Start of Exercise inputs
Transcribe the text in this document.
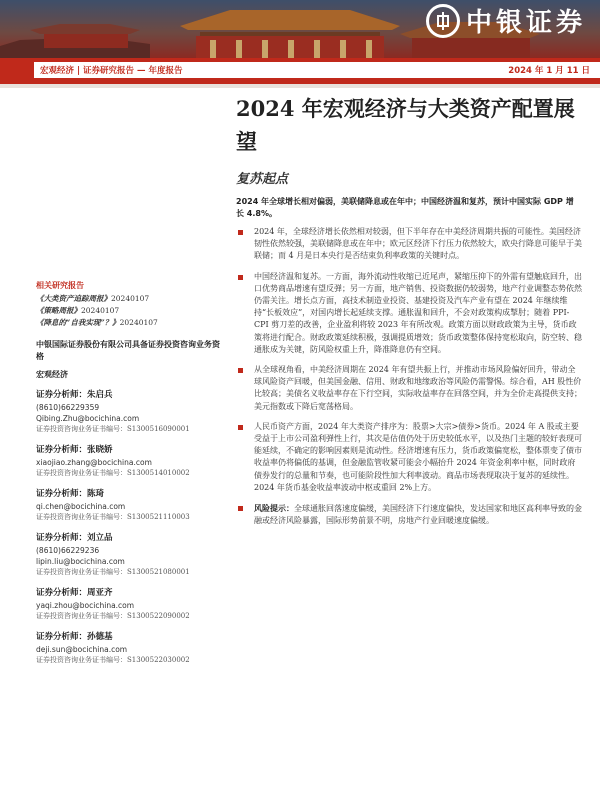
中银证券
宏观经济 | 证券研究报告 — 年度报告	2024 年 1 月 11 日
2024 年宏观经济与大类资产配置展望
复苏起点
2024 年全球增长相对偏弱，美联储降息或在年中；中国经济温和复苏，预计中国实际 GDP 增长 4.8%。
2024 年，全球经济增长依然相对较弱，但下半年存在中美经济周期共振的可能性。美国经济韧性依然较强，美联储降息或在年中；欧元区经济下行压力依然较大，欧央行降息可能早于美联储；而 4 月是日本央行是否结束负利率政策的关键时点。
中国经济温和复苏。一方面，海外流动性收缩已近尾声，紧缩压抑下的外需有望触底回升，出口优势商品增速有望反弹；另一方面，地产销售、投资数据仍较弱势，地产行业调整态势依然仍需关注。增长点方面，高技术制造业投资、基建投资及汽车产业有望在 2024 年继续维持“长板效应”，对国内增长起延续支撑。通胀温和回升，不会对政策构成掣肘；随着 PPI-CPI 剪刀差的改善，企业盈利将较 2023 年有所改观。政策方面以财政政策为主导，货币政策将进行配合。财政政策延续积极，强调提质增效；货币政策整体保持宽松取向，防空转、稳通胀成为关键，防风险权重上升，降准降息仍有空间。
从全球视角看，中美经济周期在 2024 年有望共振上行，并推动市场风险偏好回升，带动全球风险资产回暖，但美国金融、信用、财政和地缘政治等风险仍需警惕。综合看，AH 股性价比较高；美债名义收益率存在下行空间，实际收益率存在回落空间，并为全价走高提供支持；美元指数或下降后宽荡格局。
人民币资产方面，2024 年大类资产排序为：股票>大宗>债券>货币。2024 年 A 股或主要受益于上市公司盈利弹性上行，其次是估值仍处于历史较低水平，以及热门主题的较好表现可能延续，不确定的影响因素则是流动性。经济增速有压力，货币政策偏宽松，整体票变了债市收益率仍将偏低的基调，但金融监管收紧可能会小幅抬升 2024 年资金利率中枢，同时政府债券发行的总量和节奏，也可能阶段性加大利率波动。商品市场表现取决于复苏的延续性。2024 年货币基金收益率波动中枢或重回 2%上方。
风险提示：全球通胀回落速度偏缓，美国经济下行速度偏快，发达国家和地区高利率导致的金融或经济风险暴露，国际形势前景不明，房地产行业回暖速度偏缓。
相关研究报告
《大类资产追踪周报》20240107
《策略周报》20240107
《降息的“自我实现”？》20240107
中银国际证券股份有限公司具备证券投资咨询业务资格
宏观经济
证券分析师：朱启兵
(8610)66229359
Qibing.Zhu@bocichina.com
证券投资咨询业务证书编号：S1300516090001
证券分析师：张晓娇
xiaojiao.zhang@bocichina.com
证券投资咨询业务证书编号：S1300514010002
证券分析师：陈琦
qi.chen@bocichina.com
证券投资咨询业务证书编号：S1300521110003
证券分析师：刘立品
(8610)66229236
lipin.liu@bocichina.com
证券投资咨询业务证书编号：S1300521080001
证券分析师：周亚齐
yaqi.zhou@bocichina.com
证券投资咨询业务证书编号：S1300522090002
证券分析师：孙德基
deji.sun@bocichina.com
证券投资咨询业务证书编号：S1300522030002
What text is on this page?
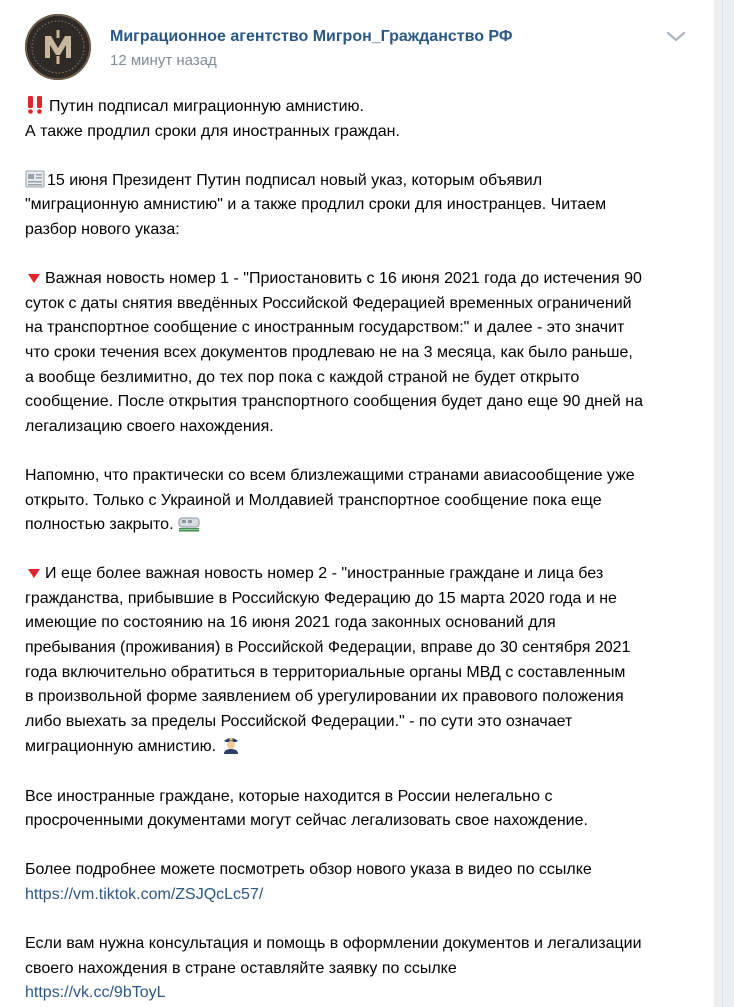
Миграционное агентство Мигрон_Гражданство РФ
12 минут назад
Путин подписал миграционную амнистию.
А также продлил сроки для иностранных граждан.
15 июня Президент Путин подписал новый указ, которым объявил
"миграционную амнистию" и а также продлил сроки для иностранцев. Читаем
разбор нового указа:
Важная новость номер 1 - "Приостановить с 16 июня 2021 года до истечения 90
суток с даты снятия введённых Российской Федерацией временных ограничений
на транспортное сообщение с иностранным государством:" и далее - это значит
что сроки течения всех документов продлеваю не на 3 месяца, как было раньше,
а вообще безлимитно, до тех пор пока с каждой страной не будет открыто
сообщение. После открытия транспортного сообщения будет дано еще 90 дней на
легализацию своего нахождения.
Напомню, что практически со всем близлежащими странами авиасообщение уже
открыто. Только с Украиной и Молдавией транспортное сообщение пока еще
полностью закрыто.
И еще более важная новость номер 2 - "иностранные граждане и лица без
гражданства, прибывшие в Российскую Федерацию до 15 марта 2020 года и не
имеющие по состоянию на 16 июня 2021 года законных оснований для
пребывания (проживания) в Российской Федерации, вправе до 30 сентября 2021
года включительно обратиться в территориальные органы МВД с составленным
в произвольной форме заявлением об урегулировании их правового положения
либо выехать за пределы Российской Федерации." - по сути это означает
миграционную амнистию.
Все иностранные граждане, которые находится в России нелегально с
просроченными документами могут сейчас легализовать свое нахождение.
Более подробнее можете посмотреть обзор нового указа в видео по ссылке
https://vm.tiktok.com/ZSJQcLc57/
Если вам нужна консультация и помощь в оформлении документов и легализации
своего нахождения в стране оставляйте заявку по ссылке
https://vk.cc/9bToyL
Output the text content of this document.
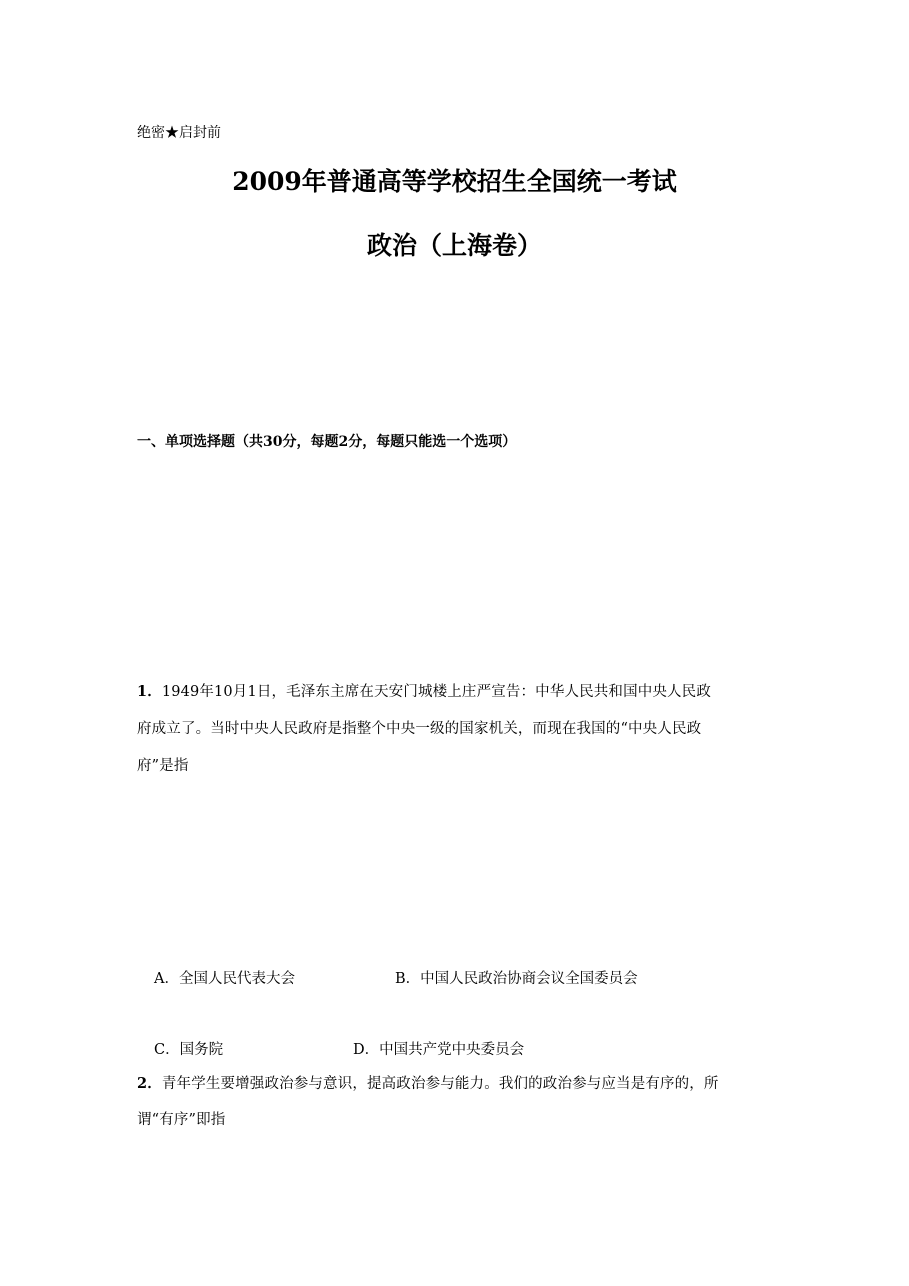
绝密★启封前
2009年普通高等学校招生全国统一考试
政治（上海卷）
一、单项选择题（共30分，每题2分，每题只能选一个选项）
1．1949年10月1日，毛泽东主席在天安门城楼上庄严宣告：中华人民共和国中央人民政
府成立了。当时中央人民政府是指整个中央一级的国家机关，而现在我国的“中央人民政
府”是指
A．全国人民代表大会	B．中国人民政治协商会议全国委员会
C．国务院	D．中国共产党中央委员会
2．青年学生要增强政治参与意识，提高政治参与能力。我们的政治参与应当是有序的，所
谓“有序”即指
End of Exercise inputs
> **What to produce**
Output the entries above exactly. Drop the pictures.

> **Response for this exercise**
Transcribe the text in this document.
中银证券
宏观经济 | 证券研究报告 — 年度报告	2024 年 1 月 11 日
2024 年宏观经济与大类资产配置展望
复苏起点
2024 年全球增长相对偏弱，美联储降息或在年中；中国经济温和复苏，预计中国实际 GDP 增长 4.8%。
2024 年，全球经济增长依然相对较弱，但下半年存在中美经济周期共振的可能性。美国经济韧性依然较强，美联储降息或在年中；欧元区经济下行压力依然较大，欧央行降息可能早于美联储；而 4 月是日本央行是否结束负利率政策的关键时点。
中国经济温和复苏。一方面，海外流动性收缩已近尾声，紧缩压抑下的外需有望触底回升，出口优势商品增速有望反弹；另一方面，地产销售、投资数据仍较弱势，地产行业调整态势依然仍需关注。增长点方面，高技术制造业投资、基建投资及汽车产业有望在 2024 年继续维持“长板效应”，对国内增长起延续支撑。通胀温和回升，不会对政策构成掣肘；随着 PPI-CPI 剪刀差的改善，企业盈利将较 2023 年有所改观。政策方面以财政政策为主导，货币政策将进行配合。财政政策延续积极，强调提质增效；货币政策整体保持宽松取向，防空转、稳通胀成为关键，防风险权重上升，降准降息仍有空间。
从全球视角看，中美经济周期在 2024 年有望共振上行，并推动市场风险偏好回升，带动全球风险资产回暖，但美国金融、信用、财政和地缘政治等风险仍需警惕。综合看，AH 股性价比较高；美债名义收益率存在下行空间，实际收益率存在回落空间，并为全价走高提供支持；美元指数或下降后宽荡格局。
人民币资产方面，2024 年大类资产排序为：股票>大宗>债券>货币。2024 年 A 股或主要受益于上市公司盈利弹性上行，其次是估值仍处于历史较低水平，以及热门主题的较好表现可能延续，不确定的影响因素则是流动性。经济增速有压力，货币政策偏宽松，整体票变了债市收益率仍将偏低的基调，但金融监管收紧可能会小幅抬升 2024 年资金利率中枢，同时政府债券发行的总量和节奏，也可能阶段性加大利率波动。商品市场表现取决于复苏的延续性。2024 年货币基金收益率波动中枢或重回 2%上方。
风险提示：全球通胀回落速度偏缓，美国经济下行速度偏快，发达国家和地区高利率导致的金融或经济风险暴露，国际形势前景不明，房地产行业回暖速度偏缓。
相关研究报告
《大类资产追踪周报》20240107
《策略周报》20240107
《降息的“自我实现”？》20240107
中银国际证券股份有限公司具备证券投资咨询业务资格
宏观经济
证券分析师：朱启兵
(8610)66229359
Qibing.Zhu@bocichina.com
证券投资咨询业务证书编号：S1300516090001
证券分析师：张晓娇
xiaojiao.zhang@bocichina.com
证券投资咨询业务证书编号：S1300514010002
证券分析师：陈琦
qi.chen@bocichina.com
证券投资咨询业务证书编号：S1300521110003
证券分析师：刘立品
(8610)66229236
lipin.liu@bocichina.com
证券投资咨询业务证书编号：S1300521080001
证券分析师：周亚齐
yaqi.zhou@bocichina.com
证券投资咨询业务证书编号：S1300522090002
证券分析师：孙德基
deji.sun@bocichina.com
证券投资咨询业务证书编号：S1300522030002
What text is on this page?
Миграционное агентство Мигрон_Гражданство РФ
12 минут назад
Путин подписал миграционную амнистию.
А также продлил сроки для иностранных граждан.
15 июня Президент Путин подписал новый указ, которым объявил
"миграционную амнистию" и а также продлил сроки для иностранцев. Читаем
разбор нового указа:
Важная новость номер 1 - "Приостановить с 16 июня 2021 года до истечения 90
суток с даты снятия введённых Российской Федерацией временных ограничений
на транспортное сообщение с иностранным государством:" и далее - это значит
что сроки течения всех документов продлеваю не на 3 месяца, как было раньше,
а вообще безлимитно, до тех пор пока с каждой страной не будет открыто
сообщение. После открытия транспортного сообщения будет дано еще 90 дней на
легализацию своего нахождения.
Напомню, что практически со всем близлежащими странами авиасообщение уже
открыто. Только с Украиной и Молдавией транспортное сообщение пока еще
полностью закрыто.
И еще более важная новость номер 2 - "иностранные граждане и лица без
гражданства, прибывшие в Российскую Федерацию до 15 марта 2020 года и не
имеющие по состоянию на 16 июня 2021 года законных оснований для
пребывания (проживания) в Российской Федерации, вправе до 30 сентября 2021
года включительно обратиться в территориальные органы МВД с составленным
в произвольной форме заявлением об урегулировании их правового положения
либо выехать за пределы Российской Федерации." - по сути это означает
миграционную амнистию.
Все иностранные граждане, которые находится в России нелегально с
просроченными документами могут сейчас легализовать свое нахождение.
Более подробнее можете посмотреть обзор нового указа в видео по ссылке
https://vm.tiktok.com/ZSJQcLc57/
Если вам нужна консультация и помощь в оформлении документов и легализации
своего нахождения в стране оставляйте заявку по ссылке
https://vk.cc/9bToyL
Output the text content of this document.
绝密★启封前
2009年普通高等学校招生全国统一考试
政治（上海卷）
一、单项选择题（共30分，每题2分，每题只能选一个选项）
1．1949年10月1日，毛泽东主席在天安门城楼上庄严宣告：中华人民共和国中央人民政
府成立了。当时中央人民政府是指整个中央一级的国家机关，而现在我国的“中央人民政
府”是指
A．全国人民代表大会	B．中国人民政治协商会议全国委员会
C．国务院	D．中国共产党中央委员会
2．青年学生要增强政治参与意识，提高政治参与能力。我们的政治参与应当是有序的，所
谓“有序”即指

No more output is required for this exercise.